WHAT IS BEING ASKED
Write the material out again in full, word for word. Do not include the pictures.

EXTRACTED MATERIAL
++++++++
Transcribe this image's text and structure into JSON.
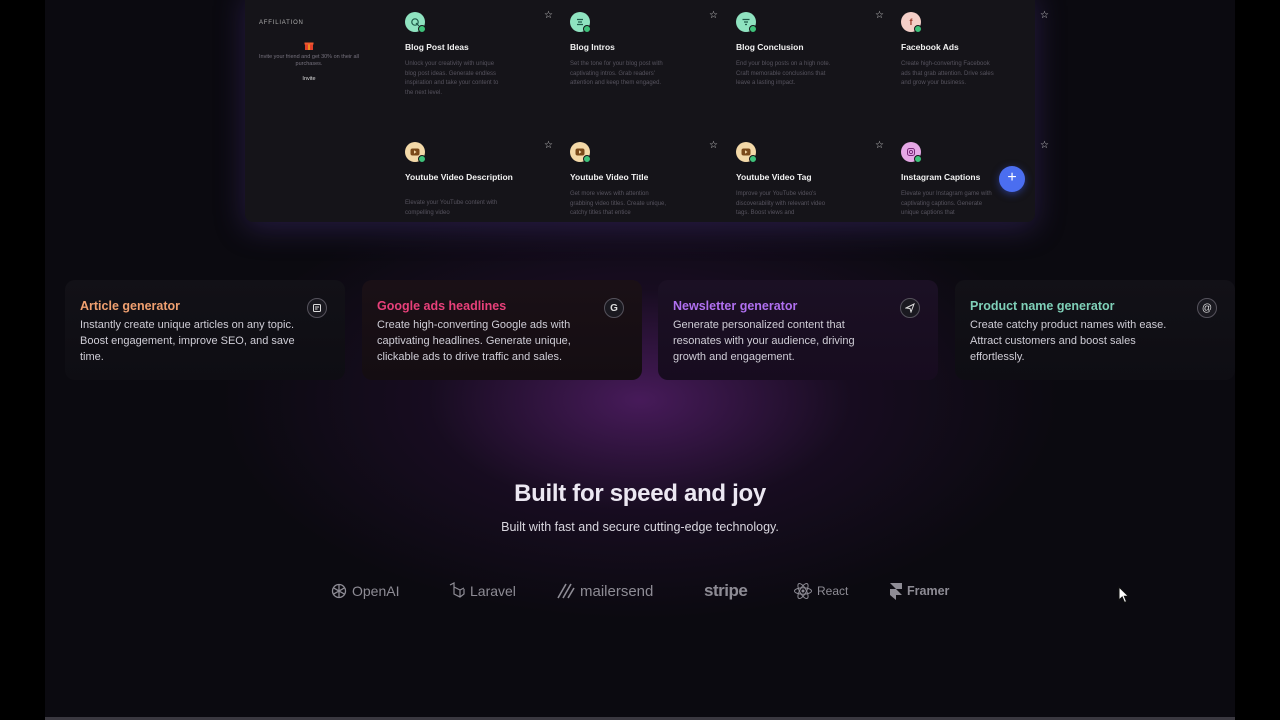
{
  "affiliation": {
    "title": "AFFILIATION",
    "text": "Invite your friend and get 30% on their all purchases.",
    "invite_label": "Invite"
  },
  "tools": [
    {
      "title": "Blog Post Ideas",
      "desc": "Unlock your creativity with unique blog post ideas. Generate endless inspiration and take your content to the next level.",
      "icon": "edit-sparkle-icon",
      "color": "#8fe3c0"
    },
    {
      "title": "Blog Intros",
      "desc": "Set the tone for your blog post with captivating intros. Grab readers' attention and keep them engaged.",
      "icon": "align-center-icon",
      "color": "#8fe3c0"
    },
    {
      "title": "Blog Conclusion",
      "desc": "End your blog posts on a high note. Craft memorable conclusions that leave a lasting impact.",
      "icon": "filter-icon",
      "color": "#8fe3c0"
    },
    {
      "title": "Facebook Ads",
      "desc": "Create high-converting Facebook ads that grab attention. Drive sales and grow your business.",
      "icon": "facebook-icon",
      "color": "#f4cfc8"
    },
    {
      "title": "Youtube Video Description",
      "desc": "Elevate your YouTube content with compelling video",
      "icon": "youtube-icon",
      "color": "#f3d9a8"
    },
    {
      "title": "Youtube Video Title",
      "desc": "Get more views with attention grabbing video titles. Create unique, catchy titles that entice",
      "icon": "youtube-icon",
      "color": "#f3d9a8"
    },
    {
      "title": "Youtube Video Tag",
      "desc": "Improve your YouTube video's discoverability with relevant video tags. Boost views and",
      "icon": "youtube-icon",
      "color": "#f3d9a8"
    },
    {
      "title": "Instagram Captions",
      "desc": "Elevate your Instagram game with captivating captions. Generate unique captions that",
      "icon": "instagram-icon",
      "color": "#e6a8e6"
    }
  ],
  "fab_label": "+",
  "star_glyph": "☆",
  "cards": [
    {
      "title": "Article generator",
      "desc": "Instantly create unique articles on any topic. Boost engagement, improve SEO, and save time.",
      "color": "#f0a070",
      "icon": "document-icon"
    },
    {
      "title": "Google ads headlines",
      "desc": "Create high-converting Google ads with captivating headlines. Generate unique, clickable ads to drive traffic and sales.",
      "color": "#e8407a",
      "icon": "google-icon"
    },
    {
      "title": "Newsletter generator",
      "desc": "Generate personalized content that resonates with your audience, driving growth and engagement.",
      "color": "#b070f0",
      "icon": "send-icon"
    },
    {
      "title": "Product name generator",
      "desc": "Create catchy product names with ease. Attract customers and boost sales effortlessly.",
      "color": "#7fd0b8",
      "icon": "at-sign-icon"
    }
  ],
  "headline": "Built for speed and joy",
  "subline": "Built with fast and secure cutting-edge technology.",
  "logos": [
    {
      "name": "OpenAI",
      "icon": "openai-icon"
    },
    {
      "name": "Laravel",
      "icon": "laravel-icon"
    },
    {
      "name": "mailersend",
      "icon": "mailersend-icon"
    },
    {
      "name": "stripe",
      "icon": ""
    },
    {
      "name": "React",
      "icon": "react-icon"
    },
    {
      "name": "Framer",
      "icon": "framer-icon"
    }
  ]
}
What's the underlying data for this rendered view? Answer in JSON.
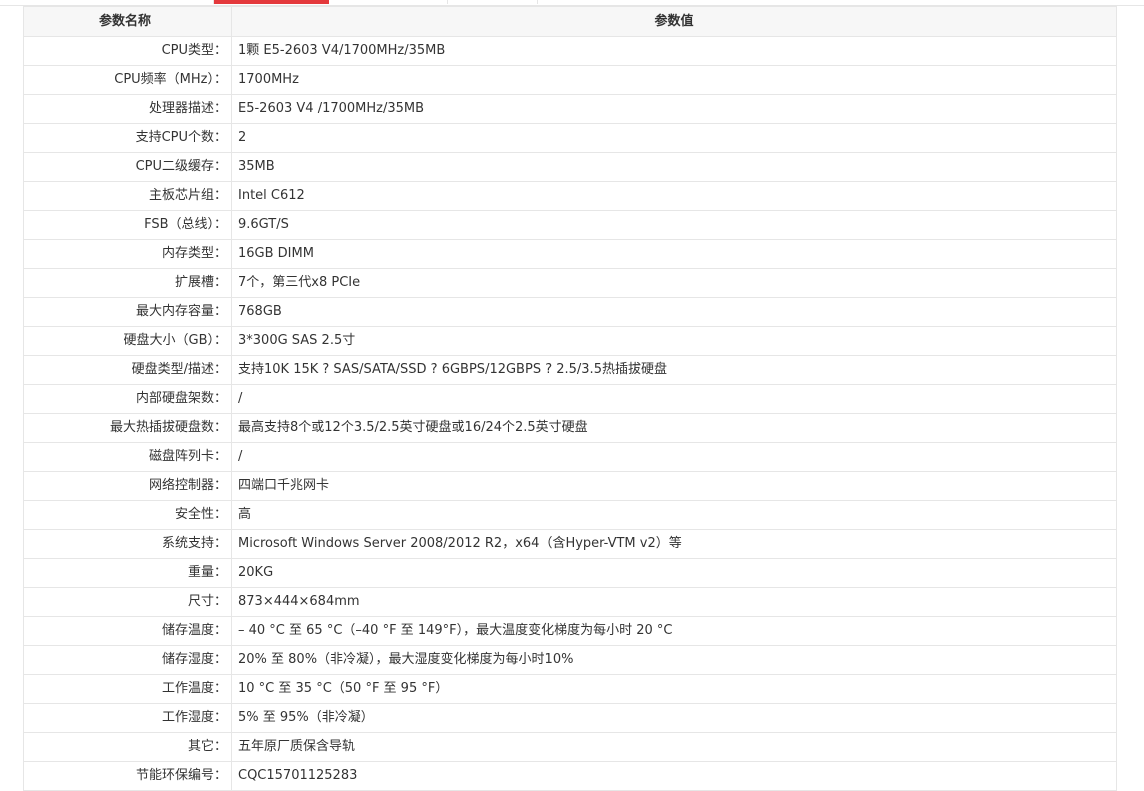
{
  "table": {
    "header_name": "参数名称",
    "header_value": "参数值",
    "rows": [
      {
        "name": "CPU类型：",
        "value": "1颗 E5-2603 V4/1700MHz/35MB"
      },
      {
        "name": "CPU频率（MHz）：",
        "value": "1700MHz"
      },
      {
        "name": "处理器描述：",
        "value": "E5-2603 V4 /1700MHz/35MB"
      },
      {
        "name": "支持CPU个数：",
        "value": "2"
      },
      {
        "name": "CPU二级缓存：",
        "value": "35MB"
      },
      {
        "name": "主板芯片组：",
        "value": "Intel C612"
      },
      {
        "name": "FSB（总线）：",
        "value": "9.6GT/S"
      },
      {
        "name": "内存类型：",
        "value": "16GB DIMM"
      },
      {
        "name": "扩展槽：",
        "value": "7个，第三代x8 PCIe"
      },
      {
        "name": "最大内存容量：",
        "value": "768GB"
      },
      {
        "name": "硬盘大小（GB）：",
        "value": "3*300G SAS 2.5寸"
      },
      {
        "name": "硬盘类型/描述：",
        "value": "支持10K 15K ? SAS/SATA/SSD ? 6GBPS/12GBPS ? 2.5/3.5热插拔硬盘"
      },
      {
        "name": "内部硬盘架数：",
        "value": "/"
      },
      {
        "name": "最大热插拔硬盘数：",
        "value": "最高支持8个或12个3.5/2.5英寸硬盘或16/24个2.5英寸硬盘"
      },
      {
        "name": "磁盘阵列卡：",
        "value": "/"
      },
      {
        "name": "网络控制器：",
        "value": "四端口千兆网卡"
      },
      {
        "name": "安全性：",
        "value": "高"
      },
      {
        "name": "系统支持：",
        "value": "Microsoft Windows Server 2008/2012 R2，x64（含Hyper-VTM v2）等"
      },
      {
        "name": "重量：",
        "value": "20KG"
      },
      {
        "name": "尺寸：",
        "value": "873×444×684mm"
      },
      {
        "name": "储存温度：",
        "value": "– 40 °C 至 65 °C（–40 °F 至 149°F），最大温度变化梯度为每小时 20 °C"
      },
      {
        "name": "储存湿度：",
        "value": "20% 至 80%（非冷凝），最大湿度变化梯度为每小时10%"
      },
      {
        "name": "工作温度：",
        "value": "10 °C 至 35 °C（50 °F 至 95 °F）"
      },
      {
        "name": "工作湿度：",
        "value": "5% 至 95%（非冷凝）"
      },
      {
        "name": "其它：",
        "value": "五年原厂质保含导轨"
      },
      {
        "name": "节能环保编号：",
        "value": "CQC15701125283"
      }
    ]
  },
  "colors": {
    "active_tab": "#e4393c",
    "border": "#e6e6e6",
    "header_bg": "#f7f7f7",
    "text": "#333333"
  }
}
++++++++
TASK RESULT
Transcribe this image's text and structure into JSON.
{
  "affiliation": {
    "title": "AFFILIATION",
    "text": "Invite your friend and get 30% on their all purchases.",
    "invite_label": "Invite"
  },
  "tools": [
    {
      "title": "Blog Post Ideas",
      "desc": "Unlock your creativity with unique blog post ideas. Generate endless inspiration and take your content to the next level.",
      "icon": "edit-sparkle-icon",
      "color": "#8fe3c0"
    },
    {
      "title": "Blog Intros",
      "desc": "Set the tone for your blog post with captivating intros. Grab readers' attention and keep them engaged.",
      "icon": "align-center-icon",
      "color": "#8fe3c0"
    },
    {
      "title": "Blog Conclusion",
      "desc": "End your blog posts on a high note. Craft memorable conclusions that leave a lasting impact.",
      "icon": "filter-icon",
      "color": "#8fe3c0"
    },
    {
      "title": "Facebook Ads",
      "desc": "Create high-converting Facebook ads that grab attention. Drive sales and grow your business.",
      "icon": "facebook-icon",
      "color": "#f4cfc8"
    },
    {
      "title": "Youtube Video Description",
      "desc": "Elevate your YouTube content with compelling video",
      "icon": "youtube-icon",
      "color": "#f3d9a8"
    },
    {
      "title": "Youtube Video Title",
      "desc": "Get more views with attention grabbing video titles. Create unique, catchy titles that entice",
      "icon": "youtube-icon",
      "color": "#f3d9a8"
    },
    {
      "title": "Youtube Video Tag",
      "desc": "Improve your YouTube video's discoverability with relevant video tags. Boost views and",
      "icon": "youtube-icon",
      "color": "#f3d9a8"
    },
    {
      "title": "Instagram Captions",
      "desc": "Elevate your Instagram game with captivating captions. Generate unique captions that",
      "icon": "instagram-icon",
      "color": "#e6a8e6"
    }
  ],
  "fab_label": "+",
  "star_glyph": "☆",
  "cards": [
    {
      "title": "Article generator",
      "desc": "Instantly create unique articles on any topic. Boost engagement, improve SEO, and save time.",
      "color": "#f0a070",
      "icon": "document-icon"
    },
    {
      "title": "Google ads headlines",
      "desc": "Create high-converting Google ads with captivating headlines. Generate unique, clickable ads to drive traffic and sales.",
      "color": "#e8407a",
      "icon": "google-icon"
    },
    {
      "title": "Newsletter generator",
      "desc": "Generate personalized content that resonates with your audience, driving growth and engagement.",
      "color": "#b070f0",
      "icon": "send-icon"
    },
    {
      "title": "Product name generator",
      "desc": "Create catchy product names with ease. Attract customers and boost sales effortlessly.",
      "color": "#7fd0b8",
      "icon": "at-sign-icon"
    }
  ],
  "headline": "Built for speed and joy",
  "subline": "Built with fast and secure cutting-edge technology.",
  "logos": [
    {
      "name": "OpenAI",
      "icon": "openai-icon"
    },
    {
      "name": "Laravel",
      "icon": "laravel-icon"
    },
    {
      "name": "mailersend",
      "icon": "mailersend-icon"
    },
    {
      "name": "stripe",
      "icon": ""
    },
    {
      "name": "React",
      "icon": "react-icon"
    },
    {
      "name": "Framer",
      "icon": "framer-icon"
    }
  ]
}
What's the underlying data for this rendered view? Answer in JSON.
{
  "table": {
    "header_name": "参数名称",
    "header_value": "参数值",
    "rows": [
      {
        "name": "CPU类型：",
        "value": "1颗 E5-2603 V4/1700MHz/35MB"
      },
      {
        "name": "CPU频率（MHz）：",
        "value": "1700MHz"
      },
      {
        "name": "处理器描述：",
        "value": "E5-2603 V4 /1700MHz/35MB"
      },
      {
        "name": "支持CPU个数：",
        "value": "2"
      },
      {
        "name": "CPU二级缓存：",
        "value": "35MB"
      },
      {
        "name": "主板芯片组：",
        "value": "Intel C612"
      },
      {
        "name": "FSB（总线）：",
        "value": "9.6GT/S"
      },
      {
        "name": "内存类型：",
        "value": "16GB DIMM"
      },
      {
        "name": "扩展槽：",
        "value": "7个，第三代x8 PCIe"
      },
      {
        "name": "最大内存容量：",
        "value": "768GB"
      },
      {
        "name": "硬盘大小（GB）：",
        "value": "3*300G SAS 2.5寸"
      },
      {
        "name": "硬盘类型/描述：",
        "value": "支持10K 15K ? SAS/SATA/SSD ? 6GBPS/12GBPS ? 2.5/3.5热插拔硬盘"
      },
      {
        "name": "内部硬盘架数：",
        "value": "/"
      },
      {
        "name": "最大热插拔硬盘数：",
        "value": "最高支持8个或12个3.5/2.5英寸硬盘或16/24个2.5英寸硬盘"
      },
      {
        "name": "磁盘阵列卡：",
        "value": "/"
      },
      {
        "name": "网络控制器：",
        "value": "四端口千兆网卡"
      },
      {
        "name": "安全性：",
        "value": "高"
      },
      {
        "name": "系统支持：",
        "value": "Microsoft Windows Server 2008/2012 R2，x64（含Hyper-VTM v2）等"
      },
      {
        "name": "重量：",
        "value": "20KG"
      },
      {
        "name": "尺寸：",
        "value": "873×444×684mm"
      },
      {
        "name": "储存温度：",
        "value": "– 40 °C 至 65 °C（–40 °F 至 149°F），最大温度变化梯度为每小时 20 °C"
      },
      {
        "name": "储存湿度：",
        "value": "20% 至 80%（非冷凝），最大湿度变化梯度为每小时10%"
      },
      {
        "name": "工作温度：",
        "value": "10 °C 至 35 °C（50 °F 至 95 °F）"
      },
      {
        "name": "工作湿度：",
        "value": "5% 至 95%（非冷凝）"
      },
      {
        "name": "其它：",
        "value": "五年原厂质保含导轨"
      },
      {
        "name": "节能环保编号：",
        "value": "CQC15701125283"
      }
    ]
  },
  "colors": {
    "active_tab": "#e4393c",
    "border": "#e6e6e6",
    "header_bg": "#f7f7f7",
    "text": "#333333"
  }
}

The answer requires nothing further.